Provided material »

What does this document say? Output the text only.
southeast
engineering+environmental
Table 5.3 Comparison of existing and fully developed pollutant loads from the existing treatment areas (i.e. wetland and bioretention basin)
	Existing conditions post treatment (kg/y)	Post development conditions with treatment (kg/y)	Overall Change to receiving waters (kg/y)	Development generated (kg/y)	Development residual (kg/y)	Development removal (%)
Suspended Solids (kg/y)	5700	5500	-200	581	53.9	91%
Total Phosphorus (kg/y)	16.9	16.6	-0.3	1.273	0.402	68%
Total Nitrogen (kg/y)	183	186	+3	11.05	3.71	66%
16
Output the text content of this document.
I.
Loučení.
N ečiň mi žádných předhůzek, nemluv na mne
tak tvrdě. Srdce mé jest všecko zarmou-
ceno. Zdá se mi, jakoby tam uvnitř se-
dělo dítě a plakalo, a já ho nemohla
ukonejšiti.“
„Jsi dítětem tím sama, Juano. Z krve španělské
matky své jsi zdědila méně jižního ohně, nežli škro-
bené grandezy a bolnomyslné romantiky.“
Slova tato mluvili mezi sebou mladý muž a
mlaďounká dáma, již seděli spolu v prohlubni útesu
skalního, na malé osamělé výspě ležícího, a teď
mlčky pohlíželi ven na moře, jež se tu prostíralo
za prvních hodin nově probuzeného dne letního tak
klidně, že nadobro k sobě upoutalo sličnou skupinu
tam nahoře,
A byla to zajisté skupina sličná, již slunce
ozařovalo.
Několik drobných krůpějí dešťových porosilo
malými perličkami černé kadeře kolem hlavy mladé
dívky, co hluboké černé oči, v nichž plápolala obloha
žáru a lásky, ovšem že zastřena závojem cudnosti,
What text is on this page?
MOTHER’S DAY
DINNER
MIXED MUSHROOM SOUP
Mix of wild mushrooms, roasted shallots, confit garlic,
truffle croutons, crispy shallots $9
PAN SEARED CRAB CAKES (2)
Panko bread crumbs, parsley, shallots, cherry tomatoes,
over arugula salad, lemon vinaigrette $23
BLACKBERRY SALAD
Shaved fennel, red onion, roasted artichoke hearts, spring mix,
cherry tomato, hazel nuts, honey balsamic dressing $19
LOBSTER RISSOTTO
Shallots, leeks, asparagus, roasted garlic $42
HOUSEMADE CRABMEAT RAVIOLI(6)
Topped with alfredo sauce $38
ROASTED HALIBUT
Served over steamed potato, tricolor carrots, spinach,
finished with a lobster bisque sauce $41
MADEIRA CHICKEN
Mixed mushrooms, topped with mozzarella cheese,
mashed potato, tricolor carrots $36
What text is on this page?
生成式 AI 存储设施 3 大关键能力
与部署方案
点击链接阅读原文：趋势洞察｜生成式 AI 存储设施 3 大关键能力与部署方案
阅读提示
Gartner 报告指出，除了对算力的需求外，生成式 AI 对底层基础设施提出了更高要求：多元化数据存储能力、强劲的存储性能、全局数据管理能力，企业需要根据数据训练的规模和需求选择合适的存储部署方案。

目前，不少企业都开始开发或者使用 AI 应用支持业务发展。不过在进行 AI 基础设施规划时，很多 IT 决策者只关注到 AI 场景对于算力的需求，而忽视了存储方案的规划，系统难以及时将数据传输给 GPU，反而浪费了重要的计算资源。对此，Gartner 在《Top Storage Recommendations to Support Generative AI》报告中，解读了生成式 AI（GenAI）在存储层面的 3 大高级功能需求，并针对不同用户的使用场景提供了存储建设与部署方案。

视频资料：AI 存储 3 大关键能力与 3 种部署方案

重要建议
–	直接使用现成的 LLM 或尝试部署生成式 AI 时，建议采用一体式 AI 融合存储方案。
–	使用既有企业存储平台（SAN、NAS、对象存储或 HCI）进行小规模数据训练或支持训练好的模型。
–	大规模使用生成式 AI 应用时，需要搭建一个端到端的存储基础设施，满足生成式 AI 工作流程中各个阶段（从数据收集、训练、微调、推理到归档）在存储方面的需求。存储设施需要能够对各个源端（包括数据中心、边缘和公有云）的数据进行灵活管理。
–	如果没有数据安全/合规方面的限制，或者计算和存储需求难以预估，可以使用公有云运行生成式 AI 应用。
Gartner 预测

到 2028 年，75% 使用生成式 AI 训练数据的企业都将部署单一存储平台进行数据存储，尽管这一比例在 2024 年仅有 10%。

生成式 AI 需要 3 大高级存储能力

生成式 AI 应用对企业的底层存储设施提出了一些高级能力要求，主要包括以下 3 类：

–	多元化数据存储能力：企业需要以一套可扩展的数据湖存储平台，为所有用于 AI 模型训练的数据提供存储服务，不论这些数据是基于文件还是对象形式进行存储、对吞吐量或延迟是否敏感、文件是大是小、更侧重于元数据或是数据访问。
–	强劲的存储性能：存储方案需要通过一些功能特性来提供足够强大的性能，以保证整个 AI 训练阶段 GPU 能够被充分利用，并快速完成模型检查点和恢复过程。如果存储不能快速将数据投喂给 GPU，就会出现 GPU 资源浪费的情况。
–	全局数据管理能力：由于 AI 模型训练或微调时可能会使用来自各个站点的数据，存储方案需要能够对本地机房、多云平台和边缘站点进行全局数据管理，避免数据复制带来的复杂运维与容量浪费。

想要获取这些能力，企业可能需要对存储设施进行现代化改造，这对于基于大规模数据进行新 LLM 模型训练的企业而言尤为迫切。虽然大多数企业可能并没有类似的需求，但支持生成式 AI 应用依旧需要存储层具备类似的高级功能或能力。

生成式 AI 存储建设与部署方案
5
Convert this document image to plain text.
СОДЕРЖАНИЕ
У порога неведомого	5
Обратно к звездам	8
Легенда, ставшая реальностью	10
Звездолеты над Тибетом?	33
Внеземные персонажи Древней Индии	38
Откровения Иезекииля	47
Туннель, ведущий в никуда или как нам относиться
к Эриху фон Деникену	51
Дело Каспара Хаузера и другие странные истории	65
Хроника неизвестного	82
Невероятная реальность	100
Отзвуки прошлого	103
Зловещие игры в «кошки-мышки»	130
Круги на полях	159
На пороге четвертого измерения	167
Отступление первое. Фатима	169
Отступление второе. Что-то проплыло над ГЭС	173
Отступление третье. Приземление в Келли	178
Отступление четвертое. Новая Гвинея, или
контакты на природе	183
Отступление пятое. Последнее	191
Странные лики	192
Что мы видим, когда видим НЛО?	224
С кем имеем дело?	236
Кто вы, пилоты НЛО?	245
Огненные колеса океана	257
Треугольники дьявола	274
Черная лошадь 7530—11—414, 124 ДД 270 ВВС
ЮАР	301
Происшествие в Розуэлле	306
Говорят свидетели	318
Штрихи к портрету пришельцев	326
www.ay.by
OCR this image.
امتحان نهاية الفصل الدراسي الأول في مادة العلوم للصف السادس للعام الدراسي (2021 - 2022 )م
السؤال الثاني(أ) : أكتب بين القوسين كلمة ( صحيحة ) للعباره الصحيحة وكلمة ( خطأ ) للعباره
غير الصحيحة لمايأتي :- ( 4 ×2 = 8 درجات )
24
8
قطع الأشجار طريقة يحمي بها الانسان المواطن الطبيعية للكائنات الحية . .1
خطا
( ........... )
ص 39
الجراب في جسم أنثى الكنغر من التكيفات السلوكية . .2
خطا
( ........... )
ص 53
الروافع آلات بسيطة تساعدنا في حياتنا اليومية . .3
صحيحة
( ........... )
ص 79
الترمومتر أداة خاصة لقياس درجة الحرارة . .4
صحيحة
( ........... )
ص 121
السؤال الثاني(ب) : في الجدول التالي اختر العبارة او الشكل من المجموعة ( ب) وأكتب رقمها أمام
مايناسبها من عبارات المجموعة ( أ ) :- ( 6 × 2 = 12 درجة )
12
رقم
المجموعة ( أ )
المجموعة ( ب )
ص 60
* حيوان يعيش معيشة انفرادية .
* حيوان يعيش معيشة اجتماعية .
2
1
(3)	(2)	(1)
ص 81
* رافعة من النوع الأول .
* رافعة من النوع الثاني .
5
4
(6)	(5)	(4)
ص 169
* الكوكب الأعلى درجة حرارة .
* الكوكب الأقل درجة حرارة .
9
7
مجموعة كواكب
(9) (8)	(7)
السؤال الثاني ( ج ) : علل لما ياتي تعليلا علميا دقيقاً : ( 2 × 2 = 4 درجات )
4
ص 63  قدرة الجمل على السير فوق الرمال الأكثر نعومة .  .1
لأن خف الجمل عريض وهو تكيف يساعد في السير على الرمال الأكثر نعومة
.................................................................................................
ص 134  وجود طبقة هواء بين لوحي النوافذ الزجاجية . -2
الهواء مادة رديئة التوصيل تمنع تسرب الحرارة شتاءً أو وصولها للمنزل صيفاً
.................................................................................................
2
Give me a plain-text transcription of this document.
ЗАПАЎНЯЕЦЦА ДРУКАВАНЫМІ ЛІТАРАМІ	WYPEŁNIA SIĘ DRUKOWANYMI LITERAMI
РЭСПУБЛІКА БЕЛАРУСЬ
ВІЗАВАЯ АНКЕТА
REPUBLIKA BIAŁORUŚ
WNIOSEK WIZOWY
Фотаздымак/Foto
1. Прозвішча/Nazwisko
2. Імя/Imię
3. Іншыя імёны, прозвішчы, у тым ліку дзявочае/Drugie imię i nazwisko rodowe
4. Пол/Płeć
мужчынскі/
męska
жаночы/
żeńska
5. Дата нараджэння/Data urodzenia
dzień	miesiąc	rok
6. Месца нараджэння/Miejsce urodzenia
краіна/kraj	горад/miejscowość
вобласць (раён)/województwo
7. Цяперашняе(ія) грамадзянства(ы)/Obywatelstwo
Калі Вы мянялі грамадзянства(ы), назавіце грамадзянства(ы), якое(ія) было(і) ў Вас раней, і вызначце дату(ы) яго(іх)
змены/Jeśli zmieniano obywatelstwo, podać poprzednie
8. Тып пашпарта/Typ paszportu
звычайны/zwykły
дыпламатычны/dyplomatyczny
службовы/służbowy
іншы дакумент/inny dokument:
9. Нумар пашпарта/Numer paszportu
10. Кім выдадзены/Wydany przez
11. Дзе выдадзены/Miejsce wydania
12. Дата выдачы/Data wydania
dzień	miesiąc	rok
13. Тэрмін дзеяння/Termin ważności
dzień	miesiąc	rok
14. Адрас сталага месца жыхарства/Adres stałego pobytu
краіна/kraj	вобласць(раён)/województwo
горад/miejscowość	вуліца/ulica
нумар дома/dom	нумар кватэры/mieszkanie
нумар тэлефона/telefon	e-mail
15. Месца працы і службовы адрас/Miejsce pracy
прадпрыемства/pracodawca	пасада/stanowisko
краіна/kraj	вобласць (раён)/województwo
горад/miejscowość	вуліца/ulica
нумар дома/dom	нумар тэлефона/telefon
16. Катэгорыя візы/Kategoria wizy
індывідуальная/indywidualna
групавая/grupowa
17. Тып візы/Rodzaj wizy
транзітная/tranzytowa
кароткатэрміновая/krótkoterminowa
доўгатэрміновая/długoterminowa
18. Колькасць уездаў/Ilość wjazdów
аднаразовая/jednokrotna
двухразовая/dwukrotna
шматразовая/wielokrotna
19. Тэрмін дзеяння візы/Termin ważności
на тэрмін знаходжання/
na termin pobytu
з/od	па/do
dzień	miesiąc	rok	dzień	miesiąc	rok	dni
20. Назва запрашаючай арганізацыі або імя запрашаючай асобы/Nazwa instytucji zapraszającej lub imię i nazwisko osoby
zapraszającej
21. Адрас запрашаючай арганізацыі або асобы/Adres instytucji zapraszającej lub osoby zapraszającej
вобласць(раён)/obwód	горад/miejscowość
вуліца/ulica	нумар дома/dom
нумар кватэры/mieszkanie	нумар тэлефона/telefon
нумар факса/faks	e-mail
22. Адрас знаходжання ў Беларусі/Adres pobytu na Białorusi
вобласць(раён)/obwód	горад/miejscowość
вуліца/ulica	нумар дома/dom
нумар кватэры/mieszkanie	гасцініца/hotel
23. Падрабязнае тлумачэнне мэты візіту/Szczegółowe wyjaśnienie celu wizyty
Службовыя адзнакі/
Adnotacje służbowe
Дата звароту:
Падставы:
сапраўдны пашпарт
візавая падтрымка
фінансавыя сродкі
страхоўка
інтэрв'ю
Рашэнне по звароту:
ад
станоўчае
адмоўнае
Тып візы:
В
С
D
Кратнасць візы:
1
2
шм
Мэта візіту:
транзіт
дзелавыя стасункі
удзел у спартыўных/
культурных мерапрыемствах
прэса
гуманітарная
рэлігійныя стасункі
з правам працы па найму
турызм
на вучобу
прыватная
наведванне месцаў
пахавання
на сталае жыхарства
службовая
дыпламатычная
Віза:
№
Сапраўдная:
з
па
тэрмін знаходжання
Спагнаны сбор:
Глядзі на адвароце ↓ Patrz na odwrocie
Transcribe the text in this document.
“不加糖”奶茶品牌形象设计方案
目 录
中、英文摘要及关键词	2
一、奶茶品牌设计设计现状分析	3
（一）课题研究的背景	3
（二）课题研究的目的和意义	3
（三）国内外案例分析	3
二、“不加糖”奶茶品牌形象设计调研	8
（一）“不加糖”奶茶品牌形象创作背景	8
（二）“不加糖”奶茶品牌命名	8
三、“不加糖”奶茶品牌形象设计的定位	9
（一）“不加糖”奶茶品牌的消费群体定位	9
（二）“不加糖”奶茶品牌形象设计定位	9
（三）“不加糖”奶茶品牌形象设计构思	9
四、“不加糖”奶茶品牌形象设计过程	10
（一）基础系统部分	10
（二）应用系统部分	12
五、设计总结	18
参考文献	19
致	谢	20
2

Stated goal » Every line that holds the word "стасункі" should be extracted.

Reply »
дзелавыя стасункі
рэлігійныя стасункі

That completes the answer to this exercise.